━━ SOURCE DATA ━━
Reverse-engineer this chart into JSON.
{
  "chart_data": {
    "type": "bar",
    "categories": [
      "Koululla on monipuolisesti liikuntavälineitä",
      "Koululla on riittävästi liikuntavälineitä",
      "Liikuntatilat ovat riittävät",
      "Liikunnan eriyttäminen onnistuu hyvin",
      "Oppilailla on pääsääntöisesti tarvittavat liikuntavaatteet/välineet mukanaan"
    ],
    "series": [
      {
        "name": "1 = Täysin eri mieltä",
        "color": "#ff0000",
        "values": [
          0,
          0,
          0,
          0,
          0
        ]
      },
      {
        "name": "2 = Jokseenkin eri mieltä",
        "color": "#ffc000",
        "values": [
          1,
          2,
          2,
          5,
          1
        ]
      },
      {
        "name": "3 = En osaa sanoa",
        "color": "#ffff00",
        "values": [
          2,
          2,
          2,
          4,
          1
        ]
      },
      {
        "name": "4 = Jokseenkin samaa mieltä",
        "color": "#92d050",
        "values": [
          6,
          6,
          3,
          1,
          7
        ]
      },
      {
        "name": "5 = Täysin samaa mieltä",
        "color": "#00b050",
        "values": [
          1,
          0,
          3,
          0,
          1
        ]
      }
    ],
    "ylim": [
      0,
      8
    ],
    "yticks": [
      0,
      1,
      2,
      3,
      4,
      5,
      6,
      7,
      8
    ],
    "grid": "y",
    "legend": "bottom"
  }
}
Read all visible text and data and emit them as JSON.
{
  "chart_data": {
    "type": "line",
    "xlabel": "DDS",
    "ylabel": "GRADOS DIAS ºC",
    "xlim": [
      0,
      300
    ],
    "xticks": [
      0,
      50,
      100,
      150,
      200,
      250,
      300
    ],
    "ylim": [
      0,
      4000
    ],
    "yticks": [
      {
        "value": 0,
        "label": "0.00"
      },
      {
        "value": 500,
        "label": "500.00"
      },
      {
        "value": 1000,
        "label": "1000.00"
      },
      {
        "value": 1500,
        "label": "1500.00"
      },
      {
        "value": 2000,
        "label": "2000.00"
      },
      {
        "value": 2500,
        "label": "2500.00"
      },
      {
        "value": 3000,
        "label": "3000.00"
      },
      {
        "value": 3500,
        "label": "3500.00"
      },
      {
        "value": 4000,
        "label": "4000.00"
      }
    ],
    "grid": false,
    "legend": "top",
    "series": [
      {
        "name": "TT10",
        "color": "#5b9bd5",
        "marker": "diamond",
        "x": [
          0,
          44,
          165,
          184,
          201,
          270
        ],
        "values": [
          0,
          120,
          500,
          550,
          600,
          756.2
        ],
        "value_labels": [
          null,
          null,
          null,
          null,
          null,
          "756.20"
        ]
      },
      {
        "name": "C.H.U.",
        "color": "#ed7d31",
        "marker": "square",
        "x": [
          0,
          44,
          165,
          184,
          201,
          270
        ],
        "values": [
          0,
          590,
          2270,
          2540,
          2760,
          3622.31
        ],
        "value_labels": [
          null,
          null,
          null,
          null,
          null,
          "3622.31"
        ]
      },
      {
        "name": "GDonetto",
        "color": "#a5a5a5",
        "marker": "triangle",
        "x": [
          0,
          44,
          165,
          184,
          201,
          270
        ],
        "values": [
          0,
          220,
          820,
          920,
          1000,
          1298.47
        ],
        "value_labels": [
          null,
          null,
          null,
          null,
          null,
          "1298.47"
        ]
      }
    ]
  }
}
━━━
# [WRITTEN EXERCISE]
Tell how many lines hold the string "samaa", giving the number and nothing else.

# [PROBLEM SOLUTION]
2